### Tasks to carry out
a) List each distinct numerical value with a unit that appears in the rifle-aiming problem and its solution.
b) According to the rifle-aiming problem, which equation is used to find the bullet's time of flight?

### Text excerpt
A rifle that shoots bullets at \(460 \mathrm{~m} / \mathrm{s}\) is to be aimed at a target \(45.7 \mathrm{~m}\) away. If the center of the target is level with the rifle, how high above the target must the rifle barrel be pointed so that the bullet hits dead center?

Short Answer

Expert verified
Point the rifle barrel 4.8 cm above the target center.

Step by step solution

01

Define the Problem

We're given the speed of the bullet as \(460 \text{ m/s}\) and the distance to the target as \(45.7 \text{ m}\). We need to determine the vertical displacement needed for the bullet to hit the target center, implying the bullet trajectory must compensate for gravitational drop.
02

Calculate Time of Flight

To find the time it takes for the bullet to reach the target, we use the horizontal motion equation: \( t = \frac{d}{v} \), where \(d\) is the distance and \(v\) is the velocity. Plugging in the values, we get \( t = \frac{45.7}{460} \approx 0.09913 \text{ s} \).

### Source data
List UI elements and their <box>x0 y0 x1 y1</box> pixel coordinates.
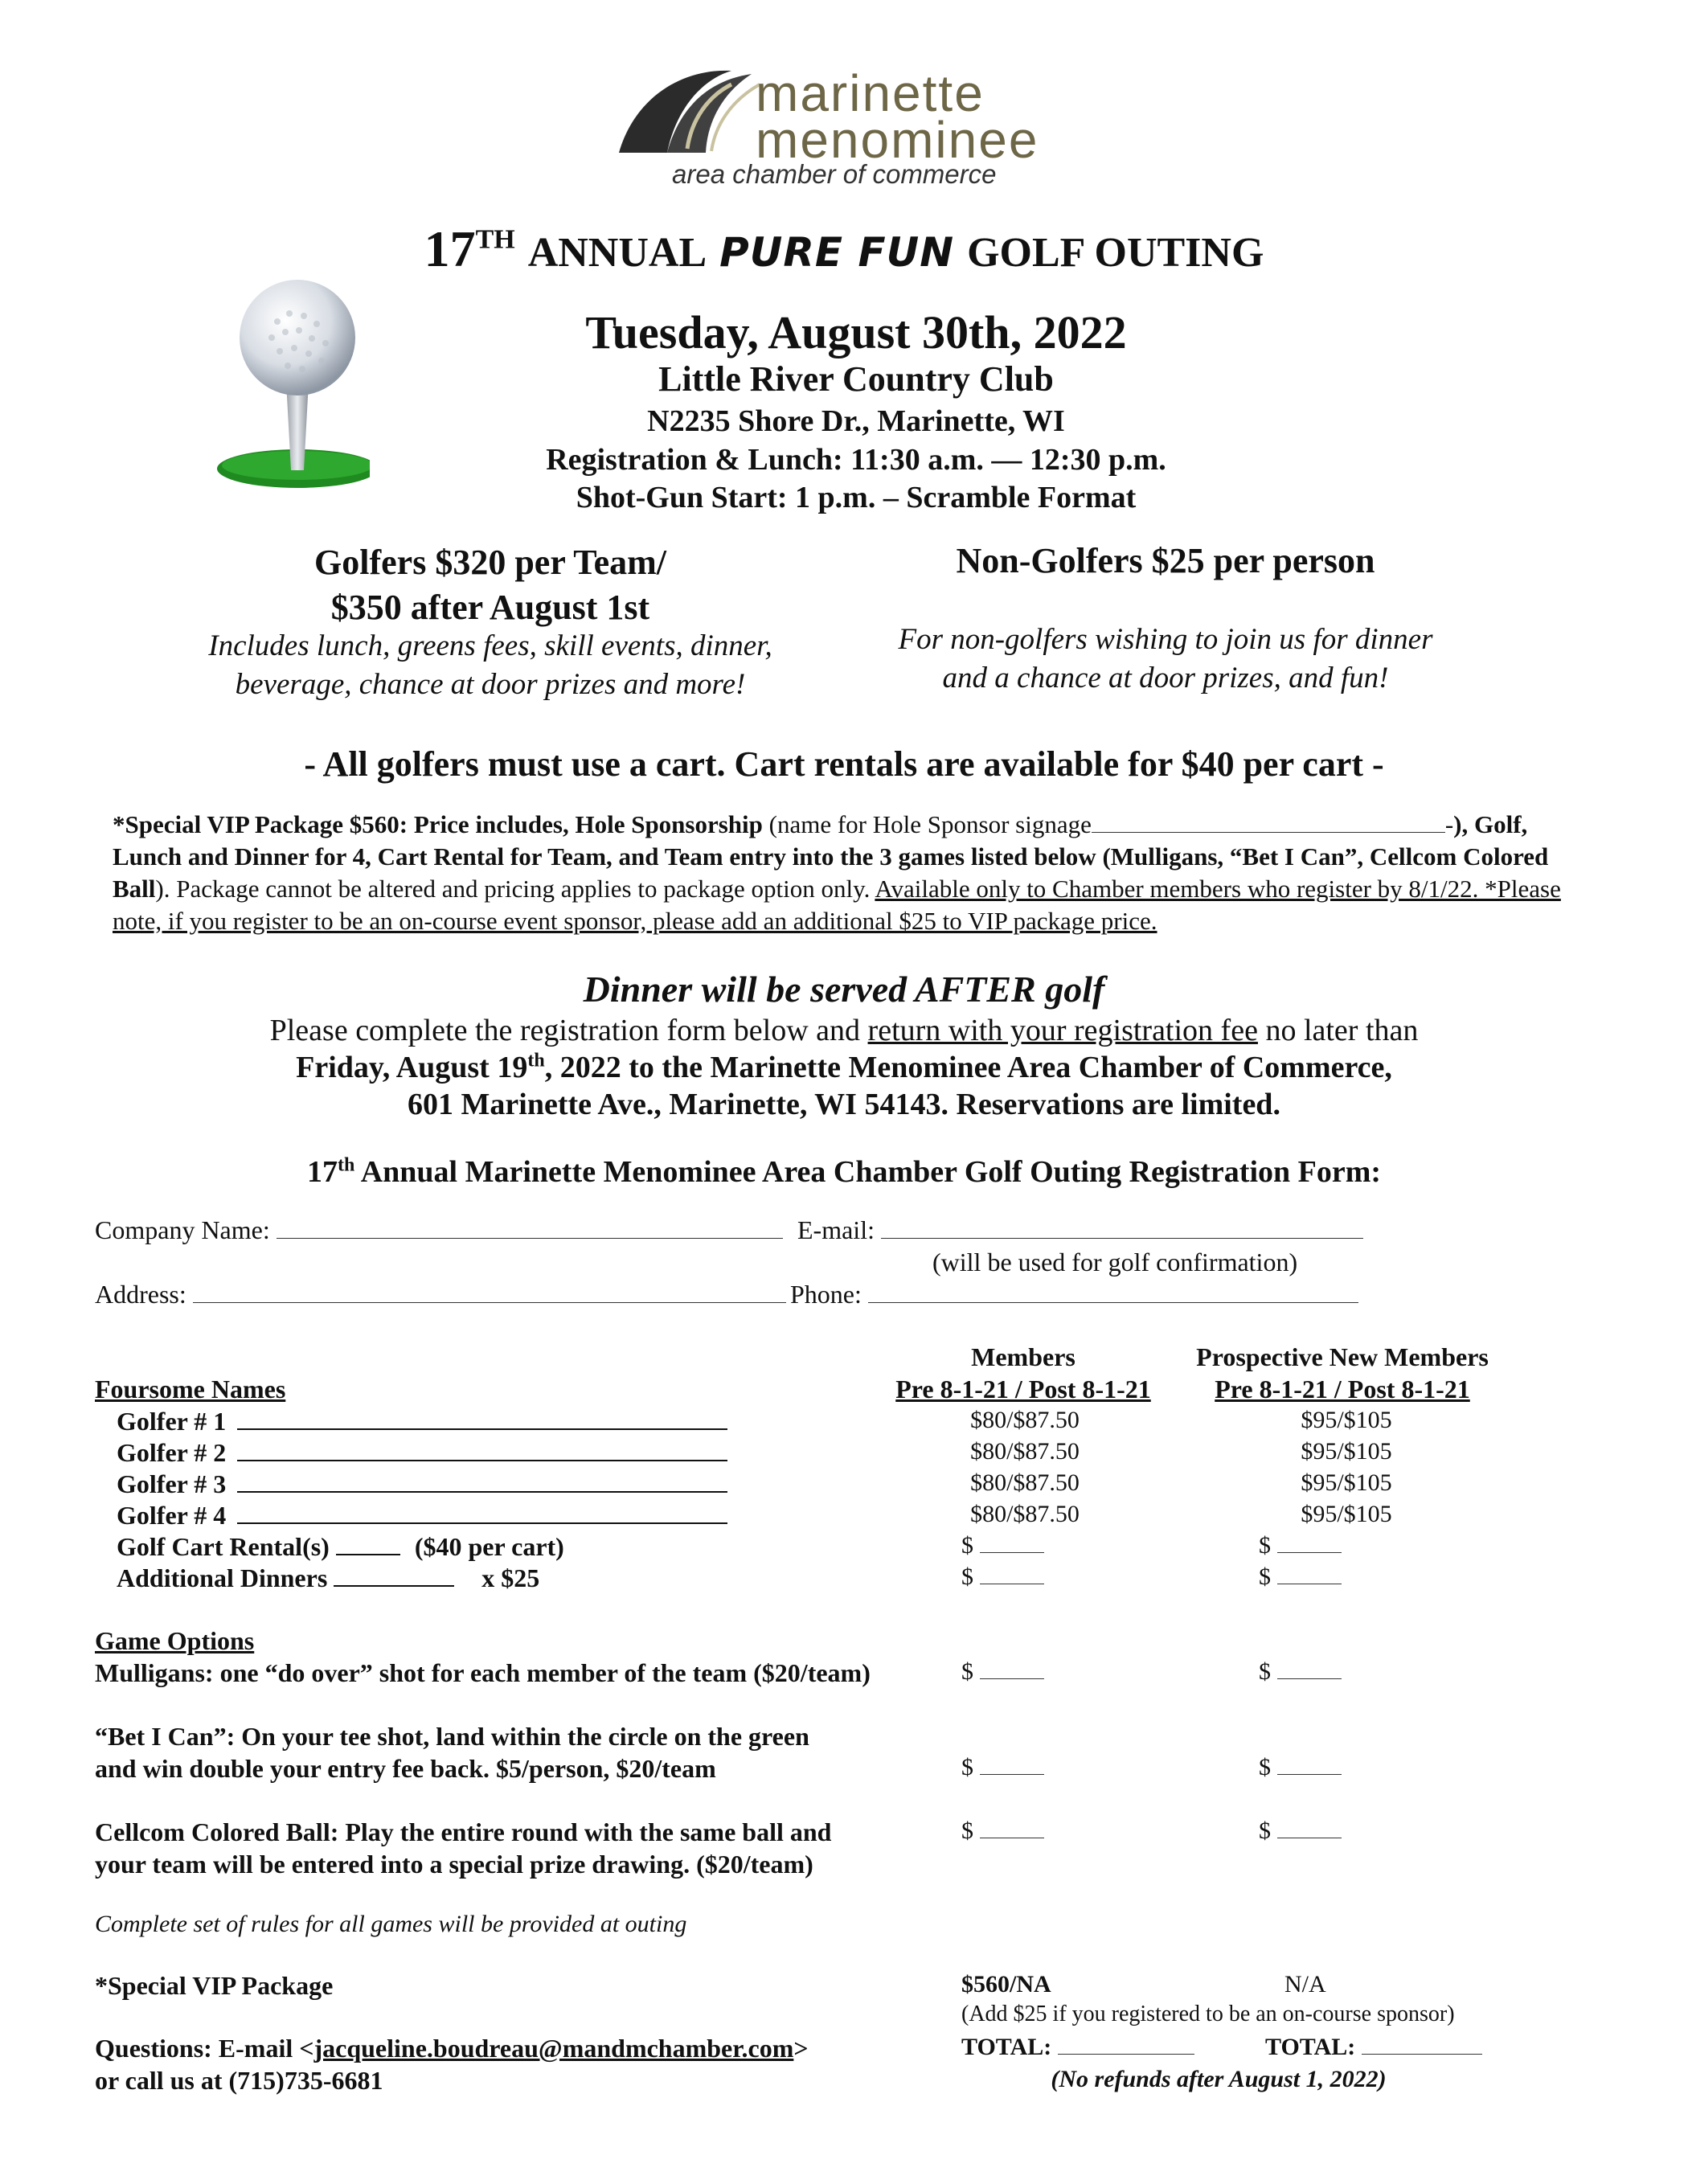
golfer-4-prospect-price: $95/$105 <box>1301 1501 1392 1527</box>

### Answers for this exercise
a)
460 m/s
45.7 m
4.8 cm
0.09913 s

b) The horizontal motion equation, t = d/v, where d is the distance and v is the velocity.